# Work to complete
Reproduce each line from the records that holds "mark".

** Extracted material follows **

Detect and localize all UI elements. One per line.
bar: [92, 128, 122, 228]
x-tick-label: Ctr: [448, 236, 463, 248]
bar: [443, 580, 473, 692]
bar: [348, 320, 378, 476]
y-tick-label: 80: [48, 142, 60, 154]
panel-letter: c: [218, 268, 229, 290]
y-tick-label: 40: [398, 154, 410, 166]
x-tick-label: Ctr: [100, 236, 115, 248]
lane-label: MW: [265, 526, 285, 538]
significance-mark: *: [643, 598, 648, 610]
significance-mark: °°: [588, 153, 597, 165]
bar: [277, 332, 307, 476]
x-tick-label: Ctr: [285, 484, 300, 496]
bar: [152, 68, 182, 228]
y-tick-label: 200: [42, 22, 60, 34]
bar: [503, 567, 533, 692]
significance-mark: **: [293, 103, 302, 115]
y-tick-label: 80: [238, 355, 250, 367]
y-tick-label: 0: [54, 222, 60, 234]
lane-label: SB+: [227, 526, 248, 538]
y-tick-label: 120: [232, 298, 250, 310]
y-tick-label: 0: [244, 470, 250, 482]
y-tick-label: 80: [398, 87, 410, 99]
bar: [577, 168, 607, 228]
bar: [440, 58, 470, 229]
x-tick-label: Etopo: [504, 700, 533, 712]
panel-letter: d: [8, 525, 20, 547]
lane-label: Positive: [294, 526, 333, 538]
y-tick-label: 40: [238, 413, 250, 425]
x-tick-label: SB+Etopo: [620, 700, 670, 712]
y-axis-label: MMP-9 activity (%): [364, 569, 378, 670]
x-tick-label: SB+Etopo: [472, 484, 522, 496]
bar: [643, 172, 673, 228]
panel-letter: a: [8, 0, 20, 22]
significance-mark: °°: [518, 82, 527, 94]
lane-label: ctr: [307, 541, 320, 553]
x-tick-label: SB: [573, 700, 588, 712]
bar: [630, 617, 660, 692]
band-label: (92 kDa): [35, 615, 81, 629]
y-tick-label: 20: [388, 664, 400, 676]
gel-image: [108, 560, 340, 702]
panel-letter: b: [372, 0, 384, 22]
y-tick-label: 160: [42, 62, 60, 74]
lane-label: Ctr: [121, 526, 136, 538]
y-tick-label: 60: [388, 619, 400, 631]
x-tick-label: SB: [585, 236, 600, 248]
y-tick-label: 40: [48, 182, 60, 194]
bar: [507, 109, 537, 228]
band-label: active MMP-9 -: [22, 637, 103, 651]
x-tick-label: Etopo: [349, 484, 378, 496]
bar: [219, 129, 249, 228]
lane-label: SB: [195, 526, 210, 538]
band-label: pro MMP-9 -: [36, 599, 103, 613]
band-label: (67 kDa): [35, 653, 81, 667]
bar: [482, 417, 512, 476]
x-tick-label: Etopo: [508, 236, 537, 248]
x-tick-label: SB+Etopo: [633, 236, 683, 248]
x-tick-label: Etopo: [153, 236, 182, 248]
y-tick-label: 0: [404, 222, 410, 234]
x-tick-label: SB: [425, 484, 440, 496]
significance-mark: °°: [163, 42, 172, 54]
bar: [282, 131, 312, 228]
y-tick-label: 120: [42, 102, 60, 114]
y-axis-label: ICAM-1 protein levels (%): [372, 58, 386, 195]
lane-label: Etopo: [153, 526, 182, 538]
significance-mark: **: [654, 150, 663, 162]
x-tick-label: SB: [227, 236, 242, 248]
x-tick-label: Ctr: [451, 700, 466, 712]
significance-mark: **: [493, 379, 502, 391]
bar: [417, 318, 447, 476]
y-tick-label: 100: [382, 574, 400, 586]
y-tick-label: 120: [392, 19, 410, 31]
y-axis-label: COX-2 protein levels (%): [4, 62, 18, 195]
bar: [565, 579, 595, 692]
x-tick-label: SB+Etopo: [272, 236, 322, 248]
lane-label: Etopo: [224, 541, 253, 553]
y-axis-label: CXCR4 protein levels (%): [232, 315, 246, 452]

** End of Extracted material **

# Response
significance-mark: *: [643, 598, 648, 610]
significance-mark: °°: [588, 153, 597, 165]
significance-mark: **: [293, 103, 302, 115]
significance-mark: °°: [518, 82, 527, 94]
significance-mark: °°: [163, 42, 172, 54]
significance-mark: **: [654, 150, 663, 162]
significance-mark: **: [493, 379, 502, 391]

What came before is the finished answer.